Dataset records:
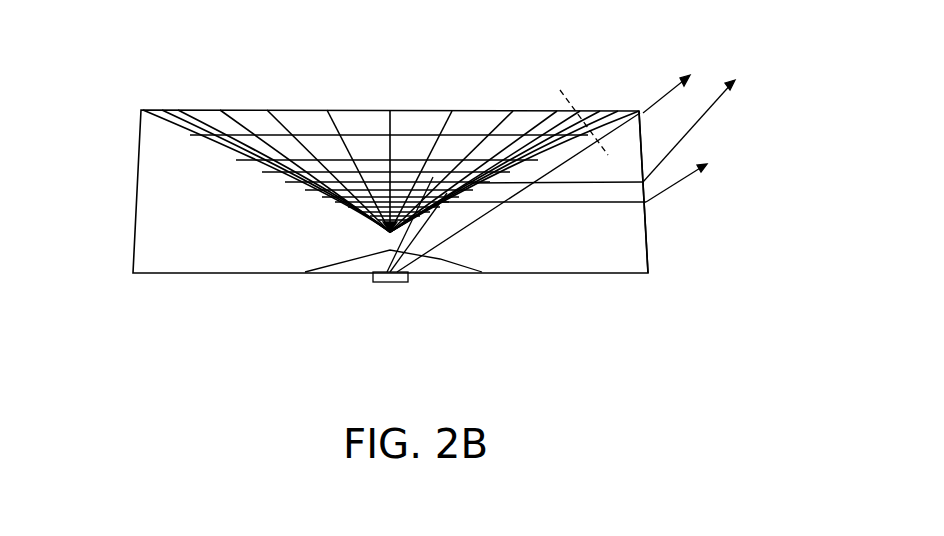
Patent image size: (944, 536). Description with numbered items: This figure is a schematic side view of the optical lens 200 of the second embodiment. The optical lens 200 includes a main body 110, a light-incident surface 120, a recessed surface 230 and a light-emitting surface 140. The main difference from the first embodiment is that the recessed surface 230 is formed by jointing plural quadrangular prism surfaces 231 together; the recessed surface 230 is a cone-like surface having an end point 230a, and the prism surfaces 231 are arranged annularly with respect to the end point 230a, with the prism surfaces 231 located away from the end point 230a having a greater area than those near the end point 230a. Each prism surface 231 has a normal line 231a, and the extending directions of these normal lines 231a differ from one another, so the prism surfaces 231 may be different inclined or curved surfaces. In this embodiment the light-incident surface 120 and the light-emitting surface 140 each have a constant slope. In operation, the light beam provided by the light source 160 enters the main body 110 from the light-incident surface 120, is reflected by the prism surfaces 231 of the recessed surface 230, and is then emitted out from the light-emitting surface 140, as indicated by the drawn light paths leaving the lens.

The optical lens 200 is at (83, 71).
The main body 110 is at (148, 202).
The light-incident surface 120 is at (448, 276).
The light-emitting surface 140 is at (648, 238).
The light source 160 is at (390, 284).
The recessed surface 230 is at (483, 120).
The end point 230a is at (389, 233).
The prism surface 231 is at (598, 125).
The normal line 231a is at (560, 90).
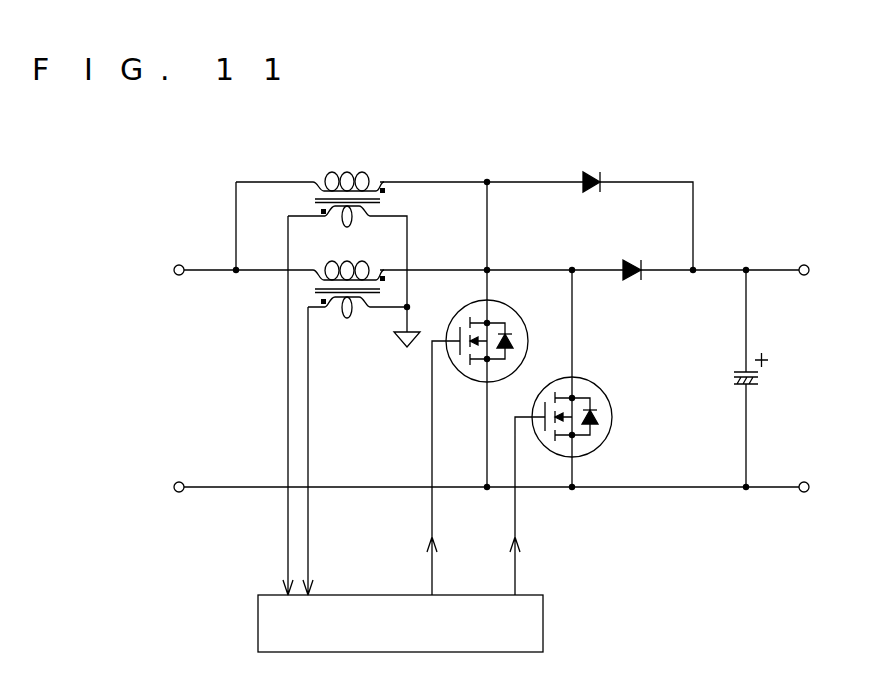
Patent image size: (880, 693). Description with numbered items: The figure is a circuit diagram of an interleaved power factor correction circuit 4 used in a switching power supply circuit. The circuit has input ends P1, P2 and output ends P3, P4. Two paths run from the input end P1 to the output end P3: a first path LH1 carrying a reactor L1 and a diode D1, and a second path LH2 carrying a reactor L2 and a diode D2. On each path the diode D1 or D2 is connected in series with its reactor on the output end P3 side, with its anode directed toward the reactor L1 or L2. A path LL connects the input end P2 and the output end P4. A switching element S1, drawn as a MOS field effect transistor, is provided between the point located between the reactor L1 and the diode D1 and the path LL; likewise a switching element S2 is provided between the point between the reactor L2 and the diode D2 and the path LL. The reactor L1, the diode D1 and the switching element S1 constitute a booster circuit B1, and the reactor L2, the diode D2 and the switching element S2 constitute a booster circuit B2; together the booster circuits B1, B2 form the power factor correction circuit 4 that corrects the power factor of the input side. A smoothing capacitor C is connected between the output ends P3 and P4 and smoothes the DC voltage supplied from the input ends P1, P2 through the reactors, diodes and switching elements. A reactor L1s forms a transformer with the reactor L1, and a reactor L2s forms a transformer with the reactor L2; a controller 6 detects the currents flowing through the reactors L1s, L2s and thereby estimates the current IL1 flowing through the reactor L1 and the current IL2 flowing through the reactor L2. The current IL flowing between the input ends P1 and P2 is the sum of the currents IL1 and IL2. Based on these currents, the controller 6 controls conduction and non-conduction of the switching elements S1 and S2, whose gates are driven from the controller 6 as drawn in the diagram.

What is being asked:
Please rewrite the records with "Patent image size" swapped for "Drawing size" wherever it occurs, keeping everything else the same and leaving out the pictures.

Solution:
Drawing size: (944, 536). Description with numbered items: This figure is a schematic side view of the optical lens 200 of the second embodiment. The optical lens 200 includes a main body 110, a light-incident surface 120, a recessed surface 230 and a light-emitting surface 140. The main difference from the first embodiment is that the recessed surface 230 is formed by jointing plural quadrangular prism surfaces 231 together; the recessed surface 230 is a cone-like surface having an end point 230a, and the prism surfaces 231 are arranged annularly with respect to the end point 230a, with the prism surfaces 231 located away from the end point 230a having a greater area than those near the end point 230a. Each prism surface 231 has a normal line 231a, and the extending directions of these normal lines 231a differ from one another, so the prism surfaces 231 may be different inclined or curved surfaces. In this embodiment the light-incident surface 120 and the light-emitting surface 140 each have a constant slope. In operation, the light beam provided by the light source 160 enters the main body 110 from the light-incident surface 120, is reflected by the prism surfaces 231 of the recessed surface 230, and is then emitted out from the light-emitting surface 140, as indicated by the drawn light paths leaving the lens.

The optical lens 200 is at (83, 71).
The main body 110 is at (148, 202).
The light-incident surface 120 is at (448, 276).
The light-emitting surface 140 is at (648, 238).
The light source 160 is at (390, 284).
The recessed surface 230 is at (483, 120).
The end point 230a is at (389, 233).
The prism surface 231 is at (598, 125).
The normal line 231a is at (560, 90).
Drawing size: (880, 693). Description with numbered items: The figure is a circuit diagram of an interleaved power factor correction circuit 4 used in a switching power supply circuit. The circuit has input ends P1, P2 and output ends P3, P4. Two paths run from the input end P1 to the output end P3: a first path LH1 carrying a reactor L1 and a diode D1, and a second path LH2 carrying a reactor L2 and a diode D2. On each path the diode D1 or D2 is connected in series with its reactor on the output end P3 side, with its anode directed toward the reactor L1 or L2. A path LL connects the input end P2 and the output end P4. A switching element S1, drawn as a MOS field effect transistor, is provided between the point located between the reactor L1 and the diode D1 and the path LL; likewise a switching element S2 is provided between the point between the reactor L2 and the diode D2 and the path LL. The reactor L1, the diode D1 and the switching element S1 constitute a booster circuit B1, and the reactor L2, the diode D2 and the switching element S2 constitute a booster circuit B2; together the booster circuits B1, B2 form the power factor correction circuit 4 that corrects the power factor of the input side. A smoothing capacitor C is connected between the output ends P3 and P4 and smoothes the DC voltage supplied from the input ends P1, P2 through the reactors, diodes and switching elements. A reactor L1s forms a transformer with the reactor L1, and a reactor L2s forms a transformer with the reactor L2; a controller 6 detects the currents flowing through the reactors L1s, L2s and thereby estimates the current IL1 flowing through the reactor L1 and the current IL2 flowing through the reactor L2. The current IL flowing between the input ends P1 and P2 is the sum of the currents IL1 and IL2. Based on these currents, the controller 6 controls conduction and non-conduction of the switching elements S1 and S2, whose gates are driven from the controller 6 as drawn in the diagram.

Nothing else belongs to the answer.